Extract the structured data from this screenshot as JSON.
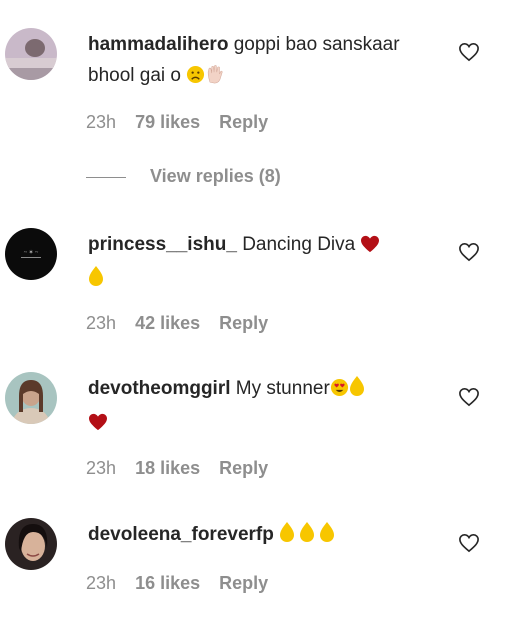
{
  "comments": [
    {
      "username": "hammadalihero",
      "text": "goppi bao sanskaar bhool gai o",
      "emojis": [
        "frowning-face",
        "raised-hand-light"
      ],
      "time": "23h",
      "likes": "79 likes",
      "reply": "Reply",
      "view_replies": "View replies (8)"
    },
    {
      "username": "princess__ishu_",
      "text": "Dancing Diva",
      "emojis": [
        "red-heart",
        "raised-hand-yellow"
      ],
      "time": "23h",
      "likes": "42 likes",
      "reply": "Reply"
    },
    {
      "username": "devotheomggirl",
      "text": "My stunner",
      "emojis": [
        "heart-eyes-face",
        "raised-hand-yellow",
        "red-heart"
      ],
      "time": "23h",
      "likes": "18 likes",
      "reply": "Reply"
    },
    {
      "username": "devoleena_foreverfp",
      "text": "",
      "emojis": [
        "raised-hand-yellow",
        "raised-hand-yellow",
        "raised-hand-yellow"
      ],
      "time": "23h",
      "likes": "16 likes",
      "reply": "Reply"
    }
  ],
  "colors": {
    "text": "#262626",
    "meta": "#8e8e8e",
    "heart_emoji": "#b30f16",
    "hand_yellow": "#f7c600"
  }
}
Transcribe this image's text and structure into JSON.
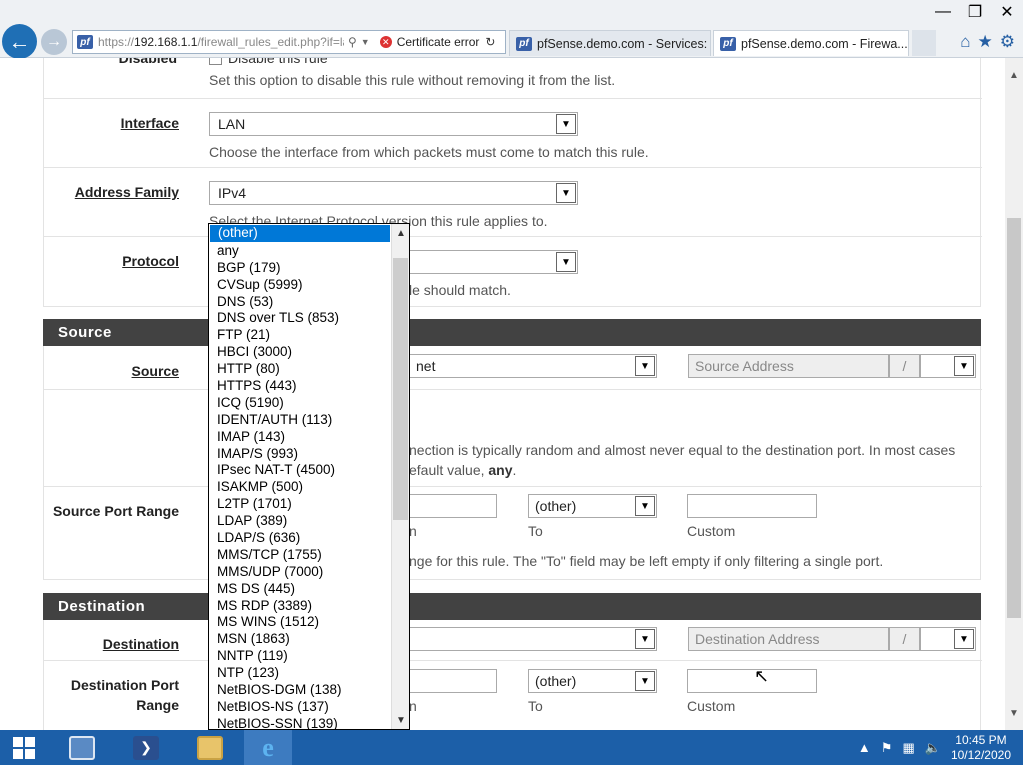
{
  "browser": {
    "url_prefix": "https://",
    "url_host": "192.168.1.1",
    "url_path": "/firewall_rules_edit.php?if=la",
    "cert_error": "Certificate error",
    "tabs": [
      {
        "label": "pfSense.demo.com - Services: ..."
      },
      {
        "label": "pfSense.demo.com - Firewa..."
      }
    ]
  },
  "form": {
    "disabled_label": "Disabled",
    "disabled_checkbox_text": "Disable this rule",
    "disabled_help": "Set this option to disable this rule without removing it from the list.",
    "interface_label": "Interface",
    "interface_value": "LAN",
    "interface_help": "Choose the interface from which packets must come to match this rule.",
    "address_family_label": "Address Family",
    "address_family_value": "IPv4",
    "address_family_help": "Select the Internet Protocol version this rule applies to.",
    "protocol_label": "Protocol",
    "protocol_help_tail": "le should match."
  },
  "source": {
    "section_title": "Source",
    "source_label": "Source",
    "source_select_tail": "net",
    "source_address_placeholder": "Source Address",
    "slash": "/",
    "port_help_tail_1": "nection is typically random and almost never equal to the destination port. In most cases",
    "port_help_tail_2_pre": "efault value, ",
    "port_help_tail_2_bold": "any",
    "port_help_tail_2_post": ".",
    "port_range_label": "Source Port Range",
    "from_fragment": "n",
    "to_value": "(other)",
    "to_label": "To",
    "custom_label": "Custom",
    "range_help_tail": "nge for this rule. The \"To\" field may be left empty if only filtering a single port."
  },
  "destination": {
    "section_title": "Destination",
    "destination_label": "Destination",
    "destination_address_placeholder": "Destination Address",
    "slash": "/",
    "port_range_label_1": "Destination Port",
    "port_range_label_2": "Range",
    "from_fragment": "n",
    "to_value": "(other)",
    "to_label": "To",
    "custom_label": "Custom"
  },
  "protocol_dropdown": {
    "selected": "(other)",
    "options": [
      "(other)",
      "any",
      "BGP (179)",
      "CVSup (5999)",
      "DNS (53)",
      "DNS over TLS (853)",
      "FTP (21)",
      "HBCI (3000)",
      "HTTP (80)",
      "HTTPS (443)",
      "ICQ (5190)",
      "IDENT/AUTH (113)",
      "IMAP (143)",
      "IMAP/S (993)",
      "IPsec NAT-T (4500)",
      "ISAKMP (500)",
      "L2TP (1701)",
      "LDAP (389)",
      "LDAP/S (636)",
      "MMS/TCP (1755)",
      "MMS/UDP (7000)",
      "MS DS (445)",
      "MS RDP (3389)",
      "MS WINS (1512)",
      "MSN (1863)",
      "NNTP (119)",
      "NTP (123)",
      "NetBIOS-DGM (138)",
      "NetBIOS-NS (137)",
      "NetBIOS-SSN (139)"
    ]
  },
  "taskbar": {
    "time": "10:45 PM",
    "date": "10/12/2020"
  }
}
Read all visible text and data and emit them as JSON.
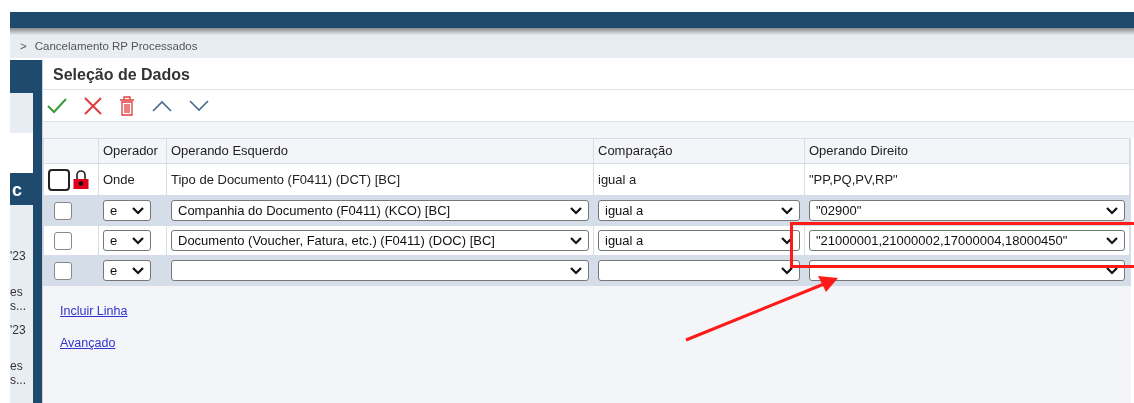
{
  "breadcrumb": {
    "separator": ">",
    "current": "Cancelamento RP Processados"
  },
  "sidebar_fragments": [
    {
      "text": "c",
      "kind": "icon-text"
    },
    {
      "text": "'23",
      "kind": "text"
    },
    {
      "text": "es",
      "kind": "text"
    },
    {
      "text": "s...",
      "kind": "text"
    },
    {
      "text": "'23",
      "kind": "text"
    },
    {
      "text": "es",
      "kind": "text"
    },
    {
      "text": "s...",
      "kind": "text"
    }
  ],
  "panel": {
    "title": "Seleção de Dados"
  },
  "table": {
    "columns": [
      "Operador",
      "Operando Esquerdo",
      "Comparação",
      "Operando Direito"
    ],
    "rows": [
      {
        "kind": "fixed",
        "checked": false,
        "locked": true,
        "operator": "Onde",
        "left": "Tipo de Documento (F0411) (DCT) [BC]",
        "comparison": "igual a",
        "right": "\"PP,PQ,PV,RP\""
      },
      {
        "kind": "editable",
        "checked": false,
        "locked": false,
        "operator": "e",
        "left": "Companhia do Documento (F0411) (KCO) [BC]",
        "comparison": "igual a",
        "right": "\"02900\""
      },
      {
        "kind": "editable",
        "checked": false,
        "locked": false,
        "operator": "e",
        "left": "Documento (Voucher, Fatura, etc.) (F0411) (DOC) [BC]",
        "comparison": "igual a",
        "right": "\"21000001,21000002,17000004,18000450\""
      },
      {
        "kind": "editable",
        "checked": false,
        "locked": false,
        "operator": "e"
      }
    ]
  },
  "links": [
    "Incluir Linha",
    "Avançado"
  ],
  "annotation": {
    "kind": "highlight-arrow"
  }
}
──────
TASK PROMPT>
Show every line of the records above that contains the word "pfSense".

THE COMPLETED TASK>
        "label": "pfSense.demo.com - Services: ..."
        "label": "pfSense.demo.com - Firewa..."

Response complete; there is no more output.